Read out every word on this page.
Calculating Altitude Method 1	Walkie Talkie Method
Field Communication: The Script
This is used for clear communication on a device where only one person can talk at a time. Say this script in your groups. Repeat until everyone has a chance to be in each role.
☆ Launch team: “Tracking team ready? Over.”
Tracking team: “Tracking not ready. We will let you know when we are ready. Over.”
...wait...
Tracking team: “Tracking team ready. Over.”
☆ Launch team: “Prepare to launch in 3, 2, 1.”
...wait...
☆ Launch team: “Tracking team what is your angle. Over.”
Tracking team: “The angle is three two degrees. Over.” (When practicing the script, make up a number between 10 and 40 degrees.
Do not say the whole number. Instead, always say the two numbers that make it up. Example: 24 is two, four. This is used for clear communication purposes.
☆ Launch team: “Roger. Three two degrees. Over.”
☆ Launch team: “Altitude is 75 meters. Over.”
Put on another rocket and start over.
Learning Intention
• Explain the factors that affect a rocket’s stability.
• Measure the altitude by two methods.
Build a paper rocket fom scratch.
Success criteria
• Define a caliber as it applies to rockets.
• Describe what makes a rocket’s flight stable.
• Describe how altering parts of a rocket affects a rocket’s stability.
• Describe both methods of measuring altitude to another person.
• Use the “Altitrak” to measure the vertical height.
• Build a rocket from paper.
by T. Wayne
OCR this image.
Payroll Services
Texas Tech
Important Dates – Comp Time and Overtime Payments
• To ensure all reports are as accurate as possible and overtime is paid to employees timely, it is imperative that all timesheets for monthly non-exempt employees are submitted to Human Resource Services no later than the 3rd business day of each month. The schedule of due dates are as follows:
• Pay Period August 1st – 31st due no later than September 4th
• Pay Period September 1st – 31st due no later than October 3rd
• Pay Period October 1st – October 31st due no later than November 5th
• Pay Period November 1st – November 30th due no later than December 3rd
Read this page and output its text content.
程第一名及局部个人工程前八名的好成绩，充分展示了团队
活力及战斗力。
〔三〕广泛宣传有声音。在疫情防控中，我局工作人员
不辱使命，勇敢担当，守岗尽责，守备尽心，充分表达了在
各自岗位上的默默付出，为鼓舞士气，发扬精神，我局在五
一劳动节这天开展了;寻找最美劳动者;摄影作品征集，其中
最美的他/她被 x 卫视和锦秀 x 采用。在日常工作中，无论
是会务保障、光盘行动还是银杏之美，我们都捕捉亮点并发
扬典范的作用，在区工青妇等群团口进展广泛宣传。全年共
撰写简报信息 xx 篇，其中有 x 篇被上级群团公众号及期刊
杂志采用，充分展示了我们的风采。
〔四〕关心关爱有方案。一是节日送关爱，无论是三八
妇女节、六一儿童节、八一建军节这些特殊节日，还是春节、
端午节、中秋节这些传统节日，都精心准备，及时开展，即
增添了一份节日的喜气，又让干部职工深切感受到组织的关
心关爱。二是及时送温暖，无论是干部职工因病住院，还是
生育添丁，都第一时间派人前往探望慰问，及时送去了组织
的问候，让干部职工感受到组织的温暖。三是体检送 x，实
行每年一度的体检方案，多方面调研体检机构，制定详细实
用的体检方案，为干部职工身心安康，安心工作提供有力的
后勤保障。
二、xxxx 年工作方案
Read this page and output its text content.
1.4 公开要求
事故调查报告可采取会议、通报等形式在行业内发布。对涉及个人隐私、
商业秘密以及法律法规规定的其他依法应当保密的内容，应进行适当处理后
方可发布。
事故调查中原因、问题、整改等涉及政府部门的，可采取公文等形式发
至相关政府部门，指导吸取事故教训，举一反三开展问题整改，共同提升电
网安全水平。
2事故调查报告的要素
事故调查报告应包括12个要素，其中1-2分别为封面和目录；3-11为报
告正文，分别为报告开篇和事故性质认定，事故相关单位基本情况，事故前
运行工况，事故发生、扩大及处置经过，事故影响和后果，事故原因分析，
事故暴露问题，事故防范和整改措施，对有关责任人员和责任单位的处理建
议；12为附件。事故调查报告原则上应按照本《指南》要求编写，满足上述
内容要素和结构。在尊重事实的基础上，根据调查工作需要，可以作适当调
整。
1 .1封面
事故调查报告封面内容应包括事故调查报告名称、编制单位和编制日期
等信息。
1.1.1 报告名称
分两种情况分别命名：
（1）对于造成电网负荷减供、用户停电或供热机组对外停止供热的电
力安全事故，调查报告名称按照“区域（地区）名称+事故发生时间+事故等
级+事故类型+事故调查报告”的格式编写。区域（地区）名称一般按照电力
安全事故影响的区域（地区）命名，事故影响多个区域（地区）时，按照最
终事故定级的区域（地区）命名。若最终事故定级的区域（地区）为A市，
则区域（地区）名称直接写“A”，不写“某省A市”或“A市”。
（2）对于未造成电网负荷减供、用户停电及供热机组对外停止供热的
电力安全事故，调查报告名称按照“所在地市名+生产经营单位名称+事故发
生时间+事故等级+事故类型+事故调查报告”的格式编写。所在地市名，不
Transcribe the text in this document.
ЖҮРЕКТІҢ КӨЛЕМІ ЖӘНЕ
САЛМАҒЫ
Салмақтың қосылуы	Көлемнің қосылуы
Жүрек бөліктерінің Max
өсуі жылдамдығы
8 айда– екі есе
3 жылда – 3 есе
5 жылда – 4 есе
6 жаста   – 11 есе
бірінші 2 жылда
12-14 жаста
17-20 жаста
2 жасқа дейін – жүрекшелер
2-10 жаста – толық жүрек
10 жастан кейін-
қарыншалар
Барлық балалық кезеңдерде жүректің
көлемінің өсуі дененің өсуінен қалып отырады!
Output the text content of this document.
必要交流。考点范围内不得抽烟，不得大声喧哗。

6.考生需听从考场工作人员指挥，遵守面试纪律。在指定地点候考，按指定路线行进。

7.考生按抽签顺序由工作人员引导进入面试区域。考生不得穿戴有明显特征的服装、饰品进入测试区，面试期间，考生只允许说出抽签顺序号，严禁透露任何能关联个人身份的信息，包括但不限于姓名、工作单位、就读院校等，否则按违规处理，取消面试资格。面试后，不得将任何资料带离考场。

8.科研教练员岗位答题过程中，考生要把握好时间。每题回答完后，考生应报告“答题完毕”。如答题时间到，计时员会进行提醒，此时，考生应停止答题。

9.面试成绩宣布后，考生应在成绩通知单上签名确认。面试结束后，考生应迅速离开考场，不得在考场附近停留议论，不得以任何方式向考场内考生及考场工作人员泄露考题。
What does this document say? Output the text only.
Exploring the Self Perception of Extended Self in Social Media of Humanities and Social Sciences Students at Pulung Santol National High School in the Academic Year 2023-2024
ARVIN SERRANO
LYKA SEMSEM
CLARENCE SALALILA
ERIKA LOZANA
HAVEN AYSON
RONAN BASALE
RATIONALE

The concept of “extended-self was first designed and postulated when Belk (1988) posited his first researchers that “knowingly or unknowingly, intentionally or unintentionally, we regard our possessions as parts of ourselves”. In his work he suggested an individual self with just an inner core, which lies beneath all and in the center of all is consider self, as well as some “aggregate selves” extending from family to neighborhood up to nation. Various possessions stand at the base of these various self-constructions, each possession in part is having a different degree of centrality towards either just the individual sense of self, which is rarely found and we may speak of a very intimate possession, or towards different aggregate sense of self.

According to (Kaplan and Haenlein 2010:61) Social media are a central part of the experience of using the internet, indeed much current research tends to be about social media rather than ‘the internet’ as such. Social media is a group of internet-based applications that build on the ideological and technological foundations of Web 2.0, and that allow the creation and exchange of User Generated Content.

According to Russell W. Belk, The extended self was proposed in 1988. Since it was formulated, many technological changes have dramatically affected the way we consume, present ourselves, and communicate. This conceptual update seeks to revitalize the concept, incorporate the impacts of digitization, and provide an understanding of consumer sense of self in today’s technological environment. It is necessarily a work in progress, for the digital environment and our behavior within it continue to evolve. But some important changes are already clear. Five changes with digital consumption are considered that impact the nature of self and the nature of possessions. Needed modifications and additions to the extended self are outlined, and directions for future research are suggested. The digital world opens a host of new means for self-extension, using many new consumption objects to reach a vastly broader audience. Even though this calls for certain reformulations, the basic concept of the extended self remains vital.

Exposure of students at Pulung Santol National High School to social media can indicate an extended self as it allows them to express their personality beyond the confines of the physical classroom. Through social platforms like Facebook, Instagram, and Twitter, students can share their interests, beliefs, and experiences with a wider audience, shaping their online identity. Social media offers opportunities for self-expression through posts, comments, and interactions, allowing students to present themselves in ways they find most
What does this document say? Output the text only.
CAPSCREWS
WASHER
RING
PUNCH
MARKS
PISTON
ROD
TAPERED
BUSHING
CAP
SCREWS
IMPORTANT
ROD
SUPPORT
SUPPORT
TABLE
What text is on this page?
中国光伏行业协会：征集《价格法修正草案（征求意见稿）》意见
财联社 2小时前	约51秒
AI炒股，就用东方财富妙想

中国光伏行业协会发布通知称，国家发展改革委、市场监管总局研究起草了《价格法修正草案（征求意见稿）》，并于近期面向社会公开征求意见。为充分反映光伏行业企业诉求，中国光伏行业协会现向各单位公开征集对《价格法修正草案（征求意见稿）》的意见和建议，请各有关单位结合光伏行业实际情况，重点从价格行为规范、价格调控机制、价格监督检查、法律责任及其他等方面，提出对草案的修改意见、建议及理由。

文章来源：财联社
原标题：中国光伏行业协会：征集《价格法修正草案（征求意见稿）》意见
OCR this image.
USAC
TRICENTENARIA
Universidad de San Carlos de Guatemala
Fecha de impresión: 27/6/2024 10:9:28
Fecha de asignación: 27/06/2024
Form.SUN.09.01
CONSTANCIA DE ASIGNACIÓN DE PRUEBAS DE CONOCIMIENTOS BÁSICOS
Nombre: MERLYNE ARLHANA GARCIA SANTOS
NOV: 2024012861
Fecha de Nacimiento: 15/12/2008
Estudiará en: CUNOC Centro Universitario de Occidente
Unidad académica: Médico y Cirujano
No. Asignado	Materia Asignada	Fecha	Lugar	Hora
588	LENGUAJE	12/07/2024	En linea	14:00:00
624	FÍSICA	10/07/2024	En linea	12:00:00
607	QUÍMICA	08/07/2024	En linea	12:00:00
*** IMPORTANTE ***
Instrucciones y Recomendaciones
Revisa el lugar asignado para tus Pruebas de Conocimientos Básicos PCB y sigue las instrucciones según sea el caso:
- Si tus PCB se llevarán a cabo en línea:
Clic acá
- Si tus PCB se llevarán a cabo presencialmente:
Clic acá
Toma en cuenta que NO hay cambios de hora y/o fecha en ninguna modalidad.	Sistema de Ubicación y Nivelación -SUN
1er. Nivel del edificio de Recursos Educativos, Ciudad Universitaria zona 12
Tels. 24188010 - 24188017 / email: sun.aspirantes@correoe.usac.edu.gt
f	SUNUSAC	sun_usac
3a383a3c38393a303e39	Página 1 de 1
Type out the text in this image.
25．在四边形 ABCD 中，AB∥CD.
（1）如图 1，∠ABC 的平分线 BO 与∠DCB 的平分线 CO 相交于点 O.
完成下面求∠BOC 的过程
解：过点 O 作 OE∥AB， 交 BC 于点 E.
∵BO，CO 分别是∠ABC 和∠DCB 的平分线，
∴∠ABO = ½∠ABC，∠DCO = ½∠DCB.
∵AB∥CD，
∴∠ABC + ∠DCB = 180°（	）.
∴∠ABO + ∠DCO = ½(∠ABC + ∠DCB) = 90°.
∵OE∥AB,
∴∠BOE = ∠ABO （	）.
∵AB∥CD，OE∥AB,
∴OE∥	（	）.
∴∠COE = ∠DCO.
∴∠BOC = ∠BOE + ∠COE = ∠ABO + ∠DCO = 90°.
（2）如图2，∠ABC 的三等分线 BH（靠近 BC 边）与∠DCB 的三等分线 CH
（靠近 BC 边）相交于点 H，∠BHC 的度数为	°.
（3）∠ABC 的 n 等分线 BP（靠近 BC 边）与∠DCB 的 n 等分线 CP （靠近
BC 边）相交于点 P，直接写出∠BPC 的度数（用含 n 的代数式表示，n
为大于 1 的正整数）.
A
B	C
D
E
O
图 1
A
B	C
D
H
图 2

Task: Every line above that contains the word "Launch" should be reported.

Task solution:
☆ Launch team: “Tracking team ready? Over.”
☆ Launch team: “Prepare to launch in 3, 2, 1.”
☆ Launch team: “Tracking team what is your angle. Over.”
☆ Launch team: “Roger. Three two degrees. Over.”
☆ Launch team: “Altitude is 75 meters. Over.”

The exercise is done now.